Stored data entries
▬▬▬▬▬▬
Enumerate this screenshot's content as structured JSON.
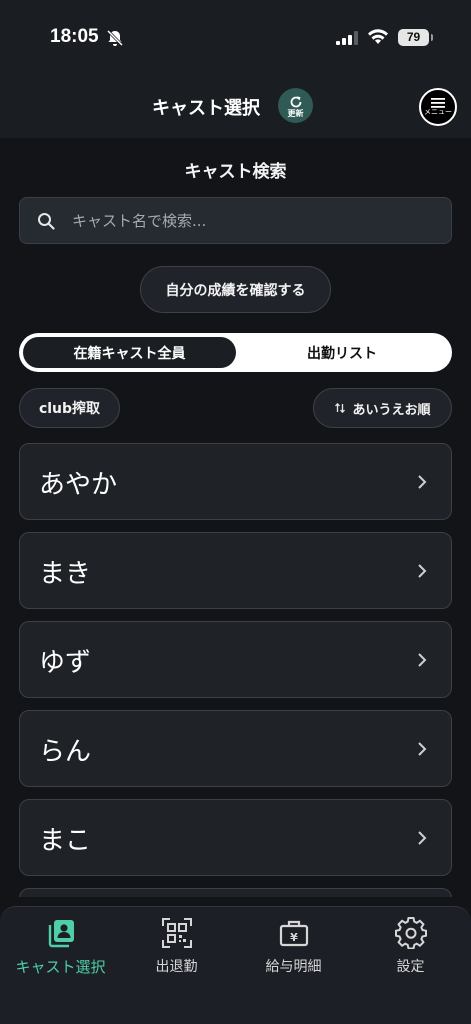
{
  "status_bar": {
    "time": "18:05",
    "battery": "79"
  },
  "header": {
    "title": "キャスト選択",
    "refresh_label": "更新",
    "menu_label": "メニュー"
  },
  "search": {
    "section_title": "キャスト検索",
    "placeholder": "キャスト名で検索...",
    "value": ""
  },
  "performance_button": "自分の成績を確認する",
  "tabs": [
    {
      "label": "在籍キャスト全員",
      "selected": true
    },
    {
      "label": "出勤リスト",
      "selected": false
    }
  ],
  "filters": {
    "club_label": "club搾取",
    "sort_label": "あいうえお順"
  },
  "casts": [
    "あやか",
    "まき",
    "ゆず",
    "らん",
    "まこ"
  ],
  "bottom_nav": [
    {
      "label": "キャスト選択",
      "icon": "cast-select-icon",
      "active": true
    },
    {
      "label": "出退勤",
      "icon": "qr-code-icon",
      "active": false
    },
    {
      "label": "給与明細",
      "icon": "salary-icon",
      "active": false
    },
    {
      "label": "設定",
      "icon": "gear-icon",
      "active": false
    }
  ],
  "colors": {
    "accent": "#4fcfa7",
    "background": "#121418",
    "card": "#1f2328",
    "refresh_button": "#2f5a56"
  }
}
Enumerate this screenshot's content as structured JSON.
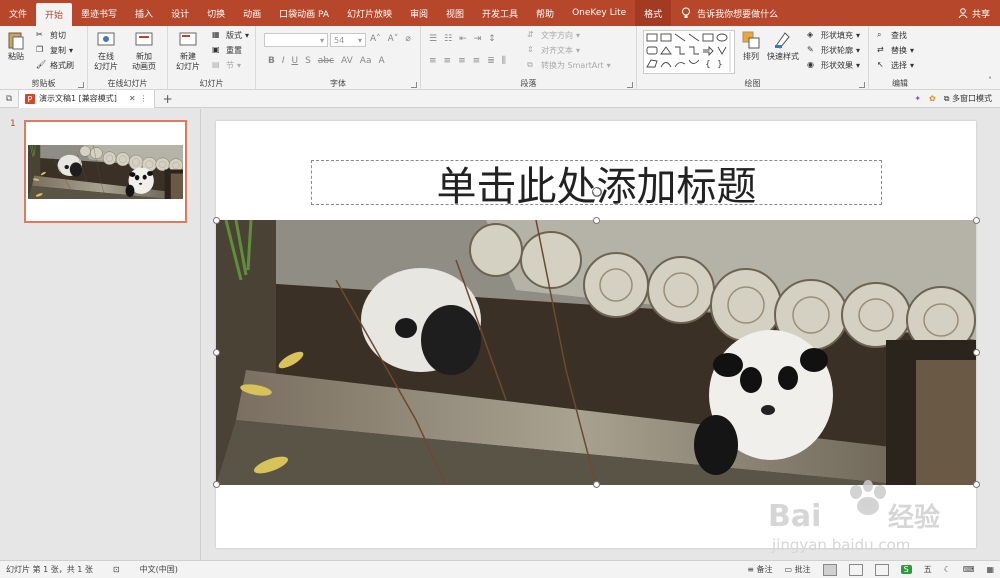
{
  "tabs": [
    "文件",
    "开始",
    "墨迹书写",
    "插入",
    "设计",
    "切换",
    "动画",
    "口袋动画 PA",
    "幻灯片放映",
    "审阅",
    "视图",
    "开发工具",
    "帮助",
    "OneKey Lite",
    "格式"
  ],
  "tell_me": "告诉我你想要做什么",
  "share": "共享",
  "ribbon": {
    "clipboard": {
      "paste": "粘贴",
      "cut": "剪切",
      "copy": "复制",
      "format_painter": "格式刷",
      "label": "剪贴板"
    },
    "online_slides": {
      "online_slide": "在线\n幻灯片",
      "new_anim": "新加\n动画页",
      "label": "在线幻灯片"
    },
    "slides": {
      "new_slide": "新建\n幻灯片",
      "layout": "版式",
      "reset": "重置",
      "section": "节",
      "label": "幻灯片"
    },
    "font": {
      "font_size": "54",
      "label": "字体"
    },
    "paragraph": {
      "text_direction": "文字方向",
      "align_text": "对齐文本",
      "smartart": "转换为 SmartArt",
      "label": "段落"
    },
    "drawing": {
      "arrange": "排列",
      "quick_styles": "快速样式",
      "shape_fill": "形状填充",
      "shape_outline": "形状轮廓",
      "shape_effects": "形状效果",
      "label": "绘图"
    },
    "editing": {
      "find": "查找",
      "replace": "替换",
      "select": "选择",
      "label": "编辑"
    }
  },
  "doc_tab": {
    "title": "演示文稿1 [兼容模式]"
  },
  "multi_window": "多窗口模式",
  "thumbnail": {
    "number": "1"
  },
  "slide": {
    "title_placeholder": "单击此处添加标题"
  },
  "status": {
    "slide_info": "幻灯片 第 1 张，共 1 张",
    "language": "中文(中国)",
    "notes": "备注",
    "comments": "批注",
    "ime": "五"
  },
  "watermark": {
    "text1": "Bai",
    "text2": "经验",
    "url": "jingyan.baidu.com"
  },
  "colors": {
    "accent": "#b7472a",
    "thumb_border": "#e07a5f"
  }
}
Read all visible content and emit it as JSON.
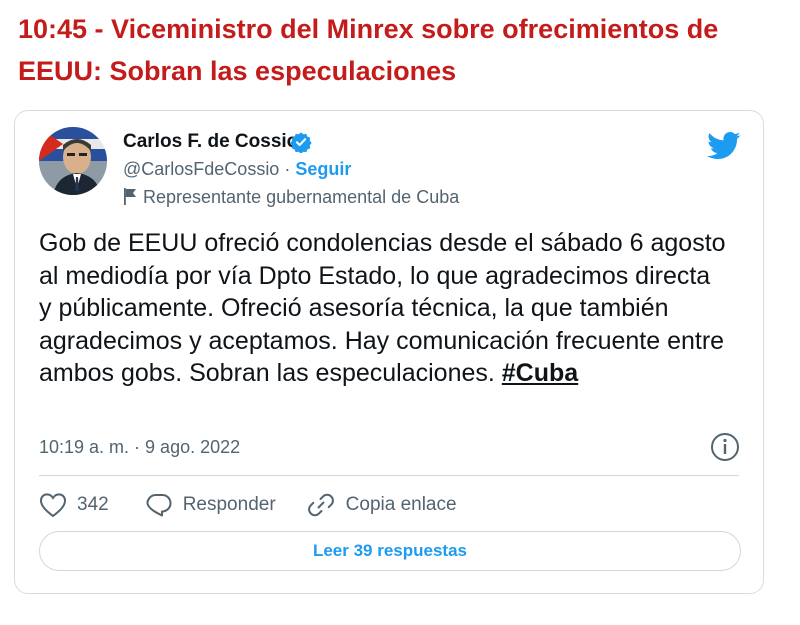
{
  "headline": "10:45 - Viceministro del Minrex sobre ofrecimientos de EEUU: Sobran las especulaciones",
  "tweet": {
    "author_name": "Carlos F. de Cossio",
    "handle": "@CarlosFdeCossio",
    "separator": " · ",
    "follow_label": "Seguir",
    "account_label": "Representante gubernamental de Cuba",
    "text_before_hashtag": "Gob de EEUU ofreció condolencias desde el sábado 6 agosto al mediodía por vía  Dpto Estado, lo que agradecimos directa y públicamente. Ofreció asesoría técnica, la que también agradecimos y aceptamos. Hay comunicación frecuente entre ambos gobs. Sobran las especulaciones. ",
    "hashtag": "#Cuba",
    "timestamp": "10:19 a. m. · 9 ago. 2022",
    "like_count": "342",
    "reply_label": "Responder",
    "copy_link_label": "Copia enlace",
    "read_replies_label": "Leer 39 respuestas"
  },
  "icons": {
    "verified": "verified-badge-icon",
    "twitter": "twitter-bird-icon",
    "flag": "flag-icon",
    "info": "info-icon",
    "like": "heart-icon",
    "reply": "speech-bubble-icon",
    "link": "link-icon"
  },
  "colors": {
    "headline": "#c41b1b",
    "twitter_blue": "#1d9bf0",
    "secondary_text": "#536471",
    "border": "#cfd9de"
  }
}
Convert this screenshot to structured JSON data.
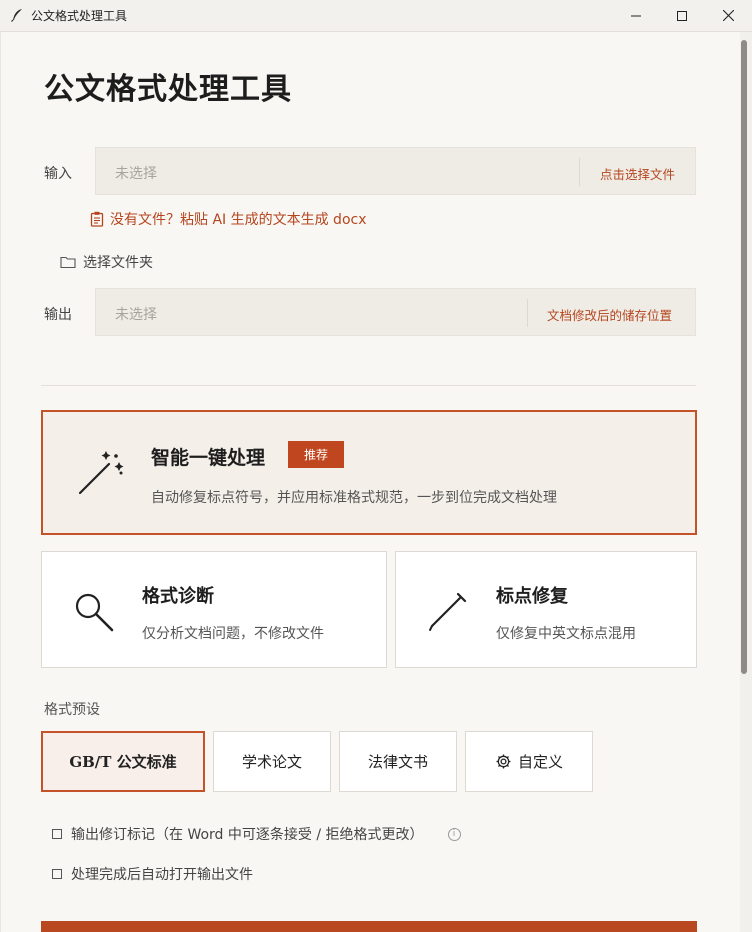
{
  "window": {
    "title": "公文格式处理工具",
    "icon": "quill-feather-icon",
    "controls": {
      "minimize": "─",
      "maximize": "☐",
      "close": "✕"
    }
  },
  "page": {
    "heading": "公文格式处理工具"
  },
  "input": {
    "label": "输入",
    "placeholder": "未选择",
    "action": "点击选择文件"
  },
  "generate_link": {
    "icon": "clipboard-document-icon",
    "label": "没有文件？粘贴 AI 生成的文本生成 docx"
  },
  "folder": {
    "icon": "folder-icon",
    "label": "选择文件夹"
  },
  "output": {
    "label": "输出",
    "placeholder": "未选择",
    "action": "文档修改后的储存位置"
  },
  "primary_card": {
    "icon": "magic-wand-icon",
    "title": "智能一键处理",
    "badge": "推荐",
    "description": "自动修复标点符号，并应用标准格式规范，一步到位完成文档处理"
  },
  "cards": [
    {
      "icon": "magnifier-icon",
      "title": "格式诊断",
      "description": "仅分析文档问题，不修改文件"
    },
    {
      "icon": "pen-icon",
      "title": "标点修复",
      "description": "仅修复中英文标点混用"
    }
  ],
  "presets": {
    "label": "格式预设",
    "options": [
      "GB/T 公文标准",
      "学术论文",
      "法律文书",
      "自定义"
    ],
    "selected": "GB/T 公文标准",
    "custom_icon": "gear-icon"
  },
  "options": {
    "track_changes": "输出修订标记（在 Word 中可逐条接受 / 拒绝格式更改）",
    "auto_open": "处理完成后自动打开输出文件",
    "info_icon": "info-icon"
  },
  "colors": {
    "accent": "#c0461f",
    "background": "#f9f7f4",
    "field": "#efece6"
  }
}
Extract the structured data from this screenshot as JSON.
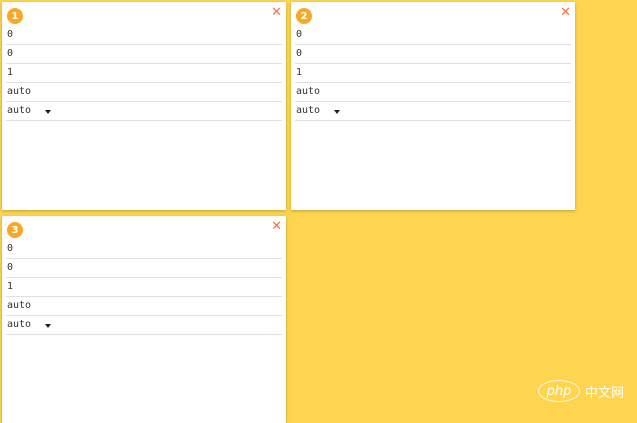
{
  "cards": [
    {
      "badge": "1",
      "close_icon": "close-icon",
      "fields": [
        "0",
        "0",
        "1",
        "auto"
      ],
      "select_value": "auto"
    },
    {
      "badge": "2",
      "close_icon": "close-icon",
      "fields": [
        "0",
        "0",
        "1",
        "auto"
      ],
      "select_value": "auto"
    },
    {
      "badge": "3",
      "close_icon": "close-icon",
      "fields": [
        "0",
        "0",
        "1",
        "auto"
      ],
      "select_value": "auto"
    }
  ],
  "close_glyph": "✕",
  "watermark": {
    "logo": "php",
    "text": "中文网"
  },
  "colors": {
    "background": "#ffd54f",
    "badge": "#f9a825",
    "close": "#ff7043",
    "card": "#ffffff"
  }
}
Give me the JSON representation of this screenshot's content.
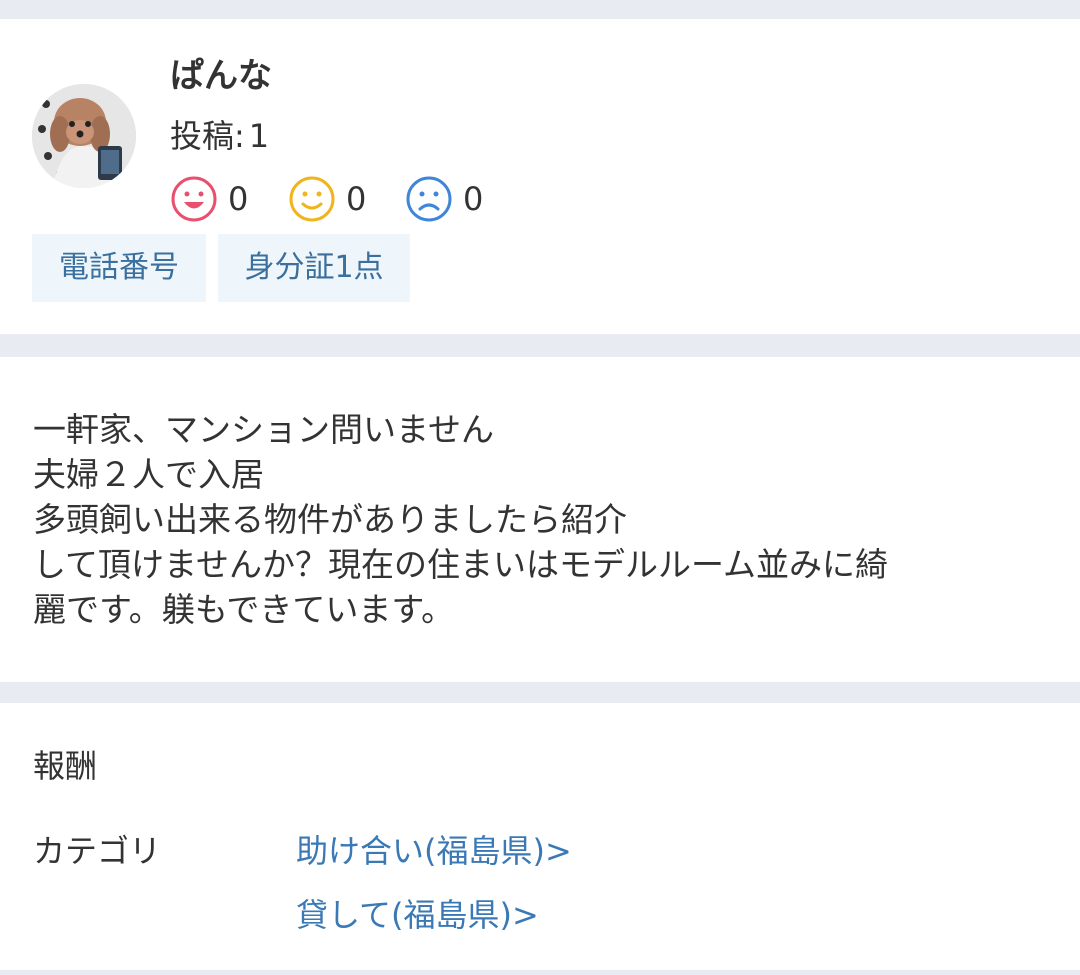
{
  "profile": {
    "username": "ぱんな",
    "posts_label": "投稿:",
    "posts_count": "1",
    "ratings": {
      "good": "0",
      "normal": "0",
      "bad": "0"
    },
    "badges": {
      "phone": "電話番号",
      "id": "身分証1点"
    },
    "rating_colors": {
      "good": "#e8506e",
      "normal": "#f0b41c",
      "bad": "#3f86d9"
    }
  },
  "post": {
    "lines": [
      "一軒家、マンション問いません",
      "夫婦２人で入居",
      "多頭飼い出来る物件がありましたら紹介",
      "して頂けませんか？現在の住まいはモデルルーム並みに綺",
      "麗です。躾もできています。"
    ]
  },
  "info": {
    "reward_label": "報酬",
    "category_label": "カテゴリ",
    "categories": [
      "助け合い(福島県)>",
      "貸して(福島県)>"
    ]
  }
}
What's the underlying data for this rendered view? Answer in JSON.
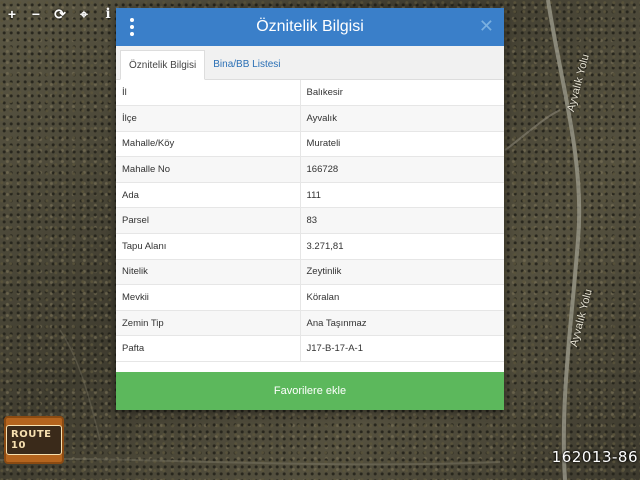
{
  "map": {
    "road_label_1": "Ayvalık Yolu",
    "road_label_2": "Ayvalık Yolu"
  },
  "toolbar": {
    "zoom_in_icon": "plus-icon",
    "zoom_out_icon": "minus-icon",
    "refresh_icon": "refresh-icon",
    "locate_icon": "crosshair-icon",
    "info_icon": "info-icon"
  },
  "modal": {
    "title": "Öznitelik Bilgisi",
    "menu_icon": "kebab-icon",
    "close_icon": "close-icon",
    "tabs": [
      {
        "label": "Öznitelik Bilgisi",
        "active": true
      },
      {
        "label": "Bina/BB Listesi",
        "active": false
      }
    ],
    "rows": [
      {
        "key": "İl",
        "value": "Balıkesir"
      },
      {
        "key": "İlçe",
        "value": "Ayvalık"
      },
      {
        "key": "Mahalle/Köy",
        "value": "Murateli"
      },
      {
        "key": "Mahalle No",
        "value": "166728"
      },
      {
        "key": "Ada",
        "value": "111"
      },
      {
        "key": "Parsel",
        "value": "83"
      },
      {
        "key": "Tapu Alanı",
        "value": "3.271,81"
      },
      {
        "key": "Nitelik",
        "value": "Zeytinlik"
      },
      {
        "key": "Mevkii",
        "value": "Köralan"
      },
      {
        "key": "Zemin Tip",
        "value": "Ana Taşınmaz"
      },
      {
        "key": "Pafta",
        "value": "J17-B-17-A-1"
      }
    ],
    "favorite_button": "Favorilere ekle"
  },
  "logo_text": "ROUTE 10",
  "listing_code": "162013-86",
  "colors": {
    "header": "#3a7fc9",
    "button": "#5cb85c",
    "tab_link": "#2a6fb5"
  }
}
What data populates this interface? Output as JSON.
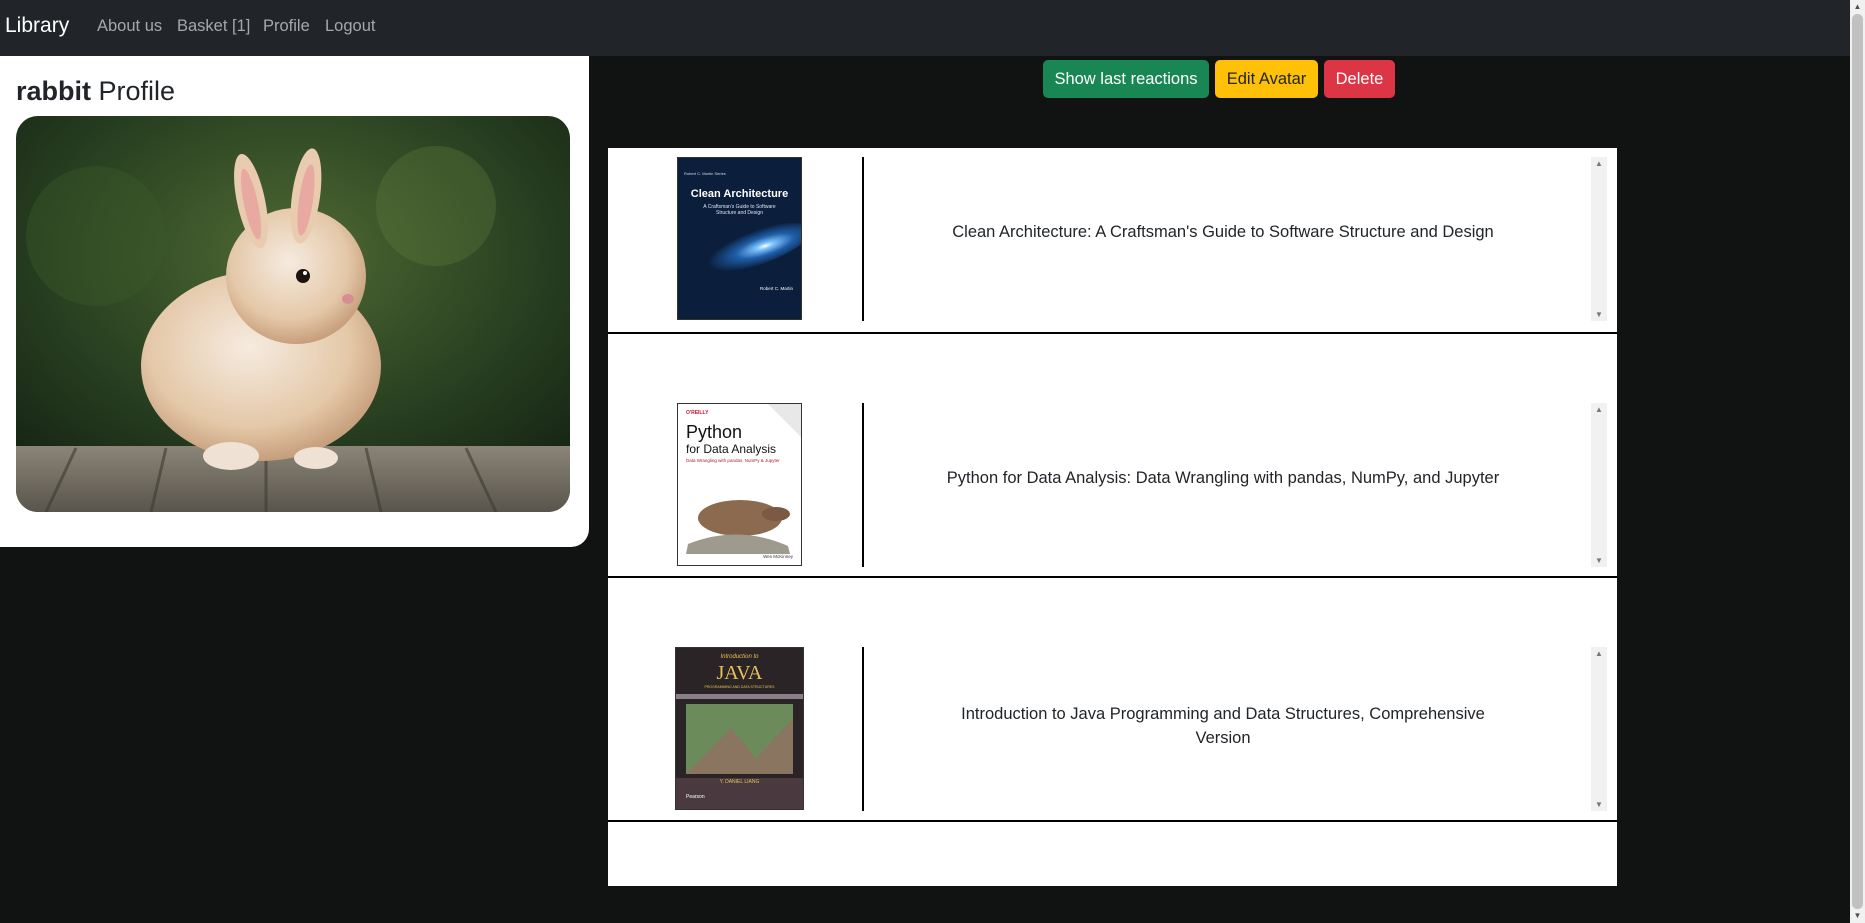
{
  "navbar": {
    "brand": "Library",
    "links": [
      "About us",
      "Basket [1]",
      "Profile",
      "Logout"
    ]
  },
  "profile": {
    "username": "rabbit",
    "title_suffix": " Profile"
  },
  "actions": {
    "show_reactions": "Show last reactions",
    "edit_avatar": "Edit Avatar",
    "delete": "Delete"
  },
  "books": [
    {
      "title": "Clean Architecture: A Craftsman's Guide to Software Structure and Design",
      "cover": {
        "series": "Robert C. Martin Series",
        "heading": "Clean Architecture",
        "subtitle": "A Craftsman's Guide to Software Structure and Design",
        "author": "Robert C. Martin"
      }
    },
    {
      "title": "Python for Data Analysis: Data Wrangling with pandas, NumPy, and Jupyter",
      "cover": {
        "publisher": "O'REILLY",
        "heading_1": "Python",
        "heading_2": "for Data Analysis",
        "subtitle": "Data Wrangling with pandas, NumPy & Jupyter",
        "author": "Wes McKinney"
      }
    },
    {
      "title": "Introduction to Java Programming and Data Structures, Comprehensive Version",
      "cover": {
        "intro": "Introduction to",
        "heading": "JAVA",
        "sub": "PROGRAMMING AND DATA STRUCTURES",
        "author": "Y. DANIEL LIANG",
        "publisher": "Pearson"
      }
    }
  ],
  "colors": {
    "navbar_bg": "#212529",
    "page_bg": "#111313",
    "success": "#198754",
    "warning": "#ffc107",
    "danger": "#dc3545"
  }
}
▬▬▬▬▬▬
** Aim of the exercise **
List the lines of the material in which the word "Yolu" occurs.

** Exercise output **
    "road_label_1": "Ayvalık Yolu",
    "road_label_2": "Ayvalık Yolu"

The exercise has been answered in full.